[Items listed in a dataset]
#####
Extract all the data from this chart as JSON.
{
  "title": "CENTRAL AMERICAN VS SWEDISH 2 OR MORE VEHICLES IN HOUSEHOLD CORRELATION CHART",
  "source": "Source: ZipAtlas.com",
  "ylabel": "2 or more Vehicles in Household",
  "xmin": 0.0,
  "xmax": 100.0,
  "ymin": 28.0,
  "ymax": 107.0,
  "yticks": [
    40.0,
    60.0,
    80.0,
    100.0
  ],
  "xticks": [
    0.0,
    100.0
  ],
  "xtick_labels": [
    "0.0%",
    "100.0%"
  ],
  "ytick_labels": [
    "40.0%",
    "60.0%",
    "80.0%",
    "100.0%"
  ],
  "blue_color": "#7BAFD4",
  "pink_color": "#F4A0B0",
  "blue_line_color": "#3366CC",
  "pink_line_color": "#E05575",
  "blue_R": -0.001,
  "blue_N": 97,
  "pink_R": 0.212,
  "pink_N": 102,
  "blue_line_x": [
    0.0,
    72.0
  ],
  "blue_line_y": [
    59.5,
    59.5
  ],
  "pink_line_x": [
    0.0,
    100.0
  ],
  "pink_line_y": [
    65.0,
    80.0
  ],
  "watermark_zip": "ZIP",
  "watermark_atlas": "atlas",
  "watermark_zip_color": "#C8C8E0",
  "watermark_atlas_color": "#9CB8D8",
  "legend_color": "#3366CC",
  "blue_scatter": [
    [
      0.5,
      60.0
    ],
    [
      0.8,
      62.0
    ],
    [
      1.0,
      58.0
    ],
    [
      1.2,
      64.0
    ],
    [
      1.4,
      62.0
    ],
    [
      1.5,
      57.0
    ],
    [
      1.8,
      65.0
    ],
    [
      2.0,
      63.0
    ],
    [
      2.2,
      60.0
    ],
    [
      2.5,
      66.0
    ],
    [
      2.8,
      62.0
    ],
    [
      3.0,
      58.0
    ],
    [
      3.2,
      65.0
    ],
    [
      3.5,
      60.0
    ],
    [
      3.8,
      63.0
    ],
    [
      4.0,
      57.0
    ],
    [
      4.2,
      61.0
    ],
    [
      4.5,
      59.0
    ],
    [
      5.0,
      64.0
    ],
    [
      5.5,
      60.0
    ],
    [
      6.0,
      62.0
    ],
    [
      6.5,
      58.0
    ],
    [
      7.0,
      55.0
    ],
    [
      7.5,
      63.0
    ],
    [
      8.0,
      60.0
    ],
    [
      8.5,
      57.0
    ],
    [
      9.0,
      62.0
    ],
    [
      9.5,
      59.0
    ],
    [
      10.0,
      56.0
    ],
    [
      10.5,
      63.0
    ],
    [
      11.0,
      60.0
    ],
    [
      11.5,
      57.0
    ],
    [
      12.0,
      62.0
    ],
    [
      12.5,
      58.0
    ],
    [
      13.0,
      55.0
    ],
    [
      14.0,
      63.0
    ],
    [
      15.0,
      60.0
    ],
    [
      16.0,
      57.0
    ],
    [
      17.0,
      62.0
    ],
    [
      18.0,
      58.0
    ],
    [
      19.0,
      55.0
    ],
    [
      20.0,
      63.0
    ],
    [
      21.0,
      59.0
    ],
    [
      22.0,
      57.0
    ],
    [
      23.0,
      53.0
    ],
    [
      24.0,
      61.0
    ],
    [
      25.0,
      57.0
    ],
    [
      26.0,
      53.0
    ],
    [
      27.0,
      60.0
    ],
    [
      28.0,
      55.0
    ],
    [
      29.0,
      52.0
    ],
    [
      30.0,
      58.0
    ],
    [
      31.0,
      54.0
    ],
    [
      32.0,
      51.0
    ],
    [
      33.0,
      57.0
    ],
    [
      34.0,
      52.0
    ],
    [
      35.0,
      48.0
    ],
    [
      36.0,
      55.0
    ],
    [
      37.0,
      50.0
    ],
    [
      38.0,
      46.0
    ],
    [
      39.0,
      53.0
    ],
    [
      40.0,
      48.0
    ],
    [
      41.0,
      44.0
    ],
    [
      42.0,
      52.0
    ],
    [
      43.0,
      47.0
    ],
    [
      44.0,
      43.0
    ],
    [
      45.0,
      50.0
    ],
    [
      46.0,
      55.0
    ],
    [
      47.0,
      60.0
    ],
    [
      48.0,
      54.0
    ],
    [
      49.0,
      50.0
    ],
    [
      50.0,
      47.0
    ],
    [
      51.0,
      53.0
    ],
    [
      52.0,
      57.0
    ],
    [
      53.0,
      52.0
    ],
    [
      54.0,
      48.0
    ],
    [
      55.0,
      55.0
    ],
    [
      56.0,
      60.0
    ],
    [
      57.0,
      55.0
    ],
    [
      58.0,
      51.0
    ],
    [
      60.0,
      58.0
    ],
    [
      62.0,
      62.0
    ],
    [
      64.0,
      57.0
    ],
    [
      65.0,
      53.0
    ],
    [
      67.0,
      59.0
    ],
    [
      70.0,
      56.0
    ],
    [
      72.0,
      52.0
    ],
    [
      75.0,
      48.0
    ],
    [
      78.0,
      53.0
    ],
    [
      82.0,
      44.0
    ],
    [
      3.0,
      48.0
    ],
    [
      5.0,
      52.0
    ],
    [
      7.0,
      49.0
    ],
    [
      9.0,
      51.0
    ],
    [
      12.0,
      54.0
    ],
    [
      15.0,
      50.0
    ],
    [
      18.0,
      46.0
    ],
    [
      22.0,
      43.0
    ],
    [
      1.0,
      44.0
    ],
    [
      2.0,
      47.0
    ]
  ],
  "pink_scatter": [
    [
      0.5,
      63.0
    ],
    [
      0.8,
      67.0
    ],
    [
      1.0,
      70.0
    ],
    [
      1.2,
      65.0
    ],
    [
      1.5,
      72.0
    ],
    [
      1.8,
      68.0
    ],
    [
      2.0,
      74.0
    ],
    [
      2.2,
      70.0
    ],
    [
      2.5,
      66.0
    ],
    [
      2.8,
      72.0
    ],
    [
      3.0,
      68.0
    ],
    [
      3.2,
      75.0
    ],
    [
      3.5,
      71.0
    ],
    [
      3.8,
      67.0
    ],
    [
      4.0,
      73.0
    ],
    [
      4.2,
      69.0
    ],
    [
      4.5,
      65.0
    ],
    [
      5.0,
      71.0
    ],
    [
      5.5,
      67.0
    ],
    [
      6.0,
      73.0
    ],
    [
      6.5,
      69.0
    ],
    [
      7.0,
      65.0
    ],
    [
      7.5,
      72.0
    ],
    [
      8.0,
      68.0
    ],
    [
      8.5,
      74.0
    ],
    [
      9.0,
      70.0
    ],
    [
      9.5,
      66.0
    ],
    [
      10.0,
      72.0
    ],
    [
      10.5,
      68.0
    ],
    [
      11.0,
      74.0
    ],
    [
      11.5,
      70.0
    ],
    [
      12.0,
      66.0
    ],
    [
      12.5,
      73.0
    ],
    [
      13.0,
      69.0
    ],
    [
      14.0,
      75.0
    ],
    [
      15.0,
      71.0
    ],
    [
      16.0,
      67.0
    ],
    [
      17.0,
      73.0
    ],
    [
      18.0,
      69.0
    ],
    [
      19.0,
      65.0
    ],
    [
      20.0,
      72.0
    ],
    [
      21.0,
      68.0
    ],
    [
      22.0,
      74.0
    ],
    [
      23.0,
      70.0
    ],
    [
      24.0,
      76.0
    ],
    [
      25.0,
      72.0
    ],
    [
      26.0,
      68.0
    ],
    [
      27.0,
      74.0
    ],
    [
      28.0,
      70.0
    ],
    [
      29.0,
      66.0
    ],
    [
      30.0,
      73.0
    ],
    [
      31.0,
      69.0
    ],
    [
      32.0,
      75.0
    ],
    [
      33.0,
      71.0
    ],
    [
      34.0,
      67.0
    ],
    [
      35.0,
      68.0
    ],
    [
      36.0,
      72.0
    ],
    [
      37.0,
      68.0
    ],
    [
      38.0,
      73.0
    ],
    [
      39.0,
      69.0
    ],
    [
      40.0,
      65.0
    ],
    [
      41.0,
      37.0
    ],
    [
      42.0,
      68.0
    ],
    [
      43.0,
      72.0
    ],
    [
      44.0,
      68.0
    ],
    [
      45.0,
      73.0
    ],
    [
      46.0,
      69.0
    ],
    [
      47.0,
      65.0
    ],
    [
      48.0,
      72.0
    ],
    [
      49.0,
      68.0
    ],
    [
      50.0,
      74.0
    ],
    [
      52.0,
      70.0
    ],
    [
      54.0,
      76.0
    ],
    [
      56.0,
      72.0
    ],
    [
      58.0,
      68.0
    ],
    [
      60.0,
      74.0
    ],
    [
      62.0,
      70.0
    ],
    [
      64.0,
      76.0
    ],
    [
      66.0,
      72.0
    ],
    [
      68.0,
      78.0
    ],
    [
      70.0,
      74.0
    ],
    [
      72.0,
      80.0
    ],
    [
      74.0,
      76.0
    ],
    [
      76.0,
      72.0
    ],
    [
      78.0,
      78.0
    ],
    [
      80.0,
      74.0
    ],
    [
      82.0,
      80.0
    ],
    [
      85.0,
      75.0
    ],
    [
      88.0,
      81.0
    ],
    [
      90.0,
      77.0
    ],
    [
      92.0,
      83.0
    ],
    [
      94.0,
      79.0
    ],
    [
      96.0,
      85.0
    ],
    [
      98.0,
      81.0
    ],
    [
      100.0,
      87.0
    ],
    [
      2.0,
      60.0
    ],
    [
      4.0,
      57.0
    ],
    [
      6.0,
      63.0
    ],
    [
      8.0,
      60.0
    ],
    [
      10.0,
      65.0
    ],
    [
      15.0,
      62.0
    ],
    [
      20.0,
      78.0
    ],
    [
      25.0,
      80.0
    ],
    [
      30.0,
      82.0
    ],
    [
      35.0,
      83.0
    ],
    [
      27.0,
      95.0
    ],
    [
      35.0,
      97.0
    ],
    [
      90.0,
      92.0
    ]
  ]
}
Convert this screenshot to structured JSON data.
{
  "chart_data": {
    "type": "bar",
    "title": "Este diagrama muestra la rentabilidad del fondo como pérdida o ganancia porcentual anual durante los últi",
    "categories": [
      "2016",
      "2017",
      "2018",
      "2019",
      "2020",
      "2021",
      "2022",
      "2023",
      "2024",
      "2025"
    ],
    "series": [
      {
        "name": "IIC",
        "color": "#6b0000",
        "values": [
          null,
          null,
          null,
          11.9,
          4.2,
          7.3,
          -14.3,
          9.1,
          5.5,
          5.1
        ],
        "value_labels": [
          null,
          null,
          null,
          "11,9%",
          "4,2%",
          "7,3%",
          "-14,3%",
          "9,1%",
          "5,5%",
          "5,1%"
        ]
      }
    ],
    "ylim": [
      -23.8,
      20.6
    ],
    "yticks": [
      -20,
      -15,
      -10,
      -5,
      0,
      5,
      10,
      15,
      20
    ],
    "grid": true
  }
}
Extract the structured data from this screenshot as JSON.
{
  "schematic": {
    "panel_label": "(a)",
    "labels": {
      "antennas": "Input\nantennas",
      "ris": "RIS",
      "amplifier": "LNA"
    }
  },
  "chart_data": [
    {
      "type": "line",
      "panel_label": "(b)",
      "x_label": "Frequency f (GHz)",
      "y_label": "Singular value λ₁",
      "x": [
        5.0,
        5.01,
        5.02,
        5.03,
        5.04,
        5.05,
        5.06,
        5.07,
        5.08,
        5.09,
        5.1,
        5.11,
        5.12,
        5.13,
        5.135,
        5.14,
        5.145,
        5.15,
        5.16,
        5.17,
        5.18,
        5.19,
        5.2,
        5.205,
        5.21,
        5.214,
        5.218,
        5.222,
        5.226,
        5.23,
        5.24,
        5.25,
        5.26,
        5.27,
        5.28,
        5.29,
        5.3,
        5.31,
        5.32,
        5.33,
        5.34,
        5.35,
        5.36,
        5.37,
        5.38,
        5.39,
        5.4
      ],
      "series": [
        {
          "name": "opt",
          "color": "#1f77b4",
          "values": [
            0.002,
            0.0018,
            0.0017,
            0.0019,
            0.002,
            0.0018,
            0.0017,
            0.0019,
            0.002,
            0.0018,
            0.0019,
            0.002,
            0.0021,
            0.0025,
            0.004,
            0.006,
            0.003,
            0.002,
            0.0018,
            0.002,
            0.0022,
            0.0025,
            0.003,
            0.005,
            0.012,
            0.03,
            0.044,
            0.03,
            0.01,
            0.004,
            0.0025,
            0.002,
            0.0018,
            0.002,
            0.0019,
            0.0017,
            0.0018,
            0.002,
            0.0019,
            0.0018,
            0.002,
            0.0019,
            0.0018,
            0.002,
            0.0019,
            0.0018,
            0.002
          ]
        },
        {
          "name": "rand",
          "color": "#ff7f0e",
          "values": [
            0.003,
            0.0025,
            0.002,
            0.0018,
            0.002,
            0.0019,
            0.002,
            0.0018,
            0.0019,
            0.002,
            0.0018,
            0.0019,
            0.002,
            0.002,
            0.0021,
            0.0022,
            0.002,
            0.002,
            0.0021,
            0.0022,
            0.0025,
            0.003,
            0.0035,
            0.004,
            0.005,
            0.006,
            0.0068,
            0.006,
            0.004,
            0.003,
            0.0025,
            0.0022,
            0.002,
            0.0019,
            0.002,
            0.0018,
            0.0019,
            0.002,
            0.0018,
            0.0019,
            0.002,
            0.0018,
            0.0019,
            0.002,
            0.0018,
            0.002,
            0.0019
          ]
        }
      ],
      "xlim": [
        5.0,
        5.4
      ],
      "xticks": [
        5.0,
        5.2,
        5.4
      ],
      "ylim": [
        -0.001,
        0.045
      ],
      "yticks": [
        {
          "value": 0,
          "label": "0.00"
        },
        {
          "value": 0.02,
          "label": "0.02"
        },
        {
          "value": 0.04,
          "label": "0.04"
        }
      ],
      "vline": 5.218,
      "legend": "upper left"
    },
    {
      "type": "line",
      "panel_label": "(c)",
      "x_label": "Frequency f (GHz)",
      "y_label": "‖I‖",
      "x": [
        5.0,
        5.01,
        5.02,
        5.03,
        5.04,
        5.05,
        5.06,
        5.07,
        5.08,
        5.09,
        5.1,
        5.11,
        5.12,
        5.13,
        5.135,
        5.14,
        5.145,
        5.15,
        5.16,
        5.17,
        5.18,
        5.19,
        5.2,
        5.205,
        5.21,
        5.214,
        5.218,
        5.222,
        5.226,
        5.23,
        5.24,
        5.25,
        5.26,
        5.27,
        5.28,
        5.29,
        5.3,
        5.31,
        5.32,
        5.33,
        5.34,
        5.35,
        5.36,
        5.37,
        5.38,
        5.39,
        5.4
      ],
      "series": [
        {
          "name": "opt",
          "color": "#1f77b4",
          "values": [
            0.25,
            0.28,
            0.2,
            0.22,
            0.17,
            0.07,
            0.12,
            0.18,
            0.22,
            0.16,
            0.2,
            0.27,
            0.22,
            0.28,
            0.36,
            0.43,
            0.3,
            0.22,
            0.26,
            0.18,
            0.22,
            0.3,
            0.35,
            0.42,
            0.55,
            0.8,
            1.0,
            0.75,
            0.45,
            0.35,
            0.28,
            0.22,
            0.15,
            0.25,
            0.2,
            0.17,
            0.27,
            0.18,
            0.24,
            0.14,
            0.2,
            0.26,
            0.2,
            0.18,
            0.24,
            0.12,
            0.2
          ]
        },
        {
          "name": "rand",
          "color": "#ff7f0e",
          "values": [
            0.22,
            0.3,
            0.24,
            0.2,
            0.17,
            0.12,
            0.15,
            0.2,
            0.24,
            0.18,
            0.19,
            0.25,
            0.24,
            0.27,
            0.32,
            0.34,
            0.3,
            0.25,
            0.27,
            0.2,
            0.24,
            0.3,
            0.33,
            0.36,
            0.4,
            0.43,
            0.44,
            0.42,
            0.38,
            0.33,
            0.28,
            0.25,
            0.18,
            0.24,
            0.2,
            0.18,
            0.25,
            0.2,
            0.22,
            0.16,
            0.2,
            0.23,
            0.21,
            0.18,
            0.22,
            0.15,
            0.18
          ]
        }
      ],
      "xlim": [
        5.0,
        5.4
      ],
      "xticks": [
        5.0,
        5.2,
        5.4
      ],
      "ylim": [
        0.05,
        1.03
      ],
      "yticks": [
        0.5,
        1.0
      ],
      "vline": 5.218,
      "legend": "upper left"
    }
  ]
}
#####
- Requirement
Show all lines from the listing above in which "JSON" appears.

- Task response
Extract all the data from this chart as JSON.
Convert this screenshot to structured JSON data.
Extract the structured data from this screenshot as JSON.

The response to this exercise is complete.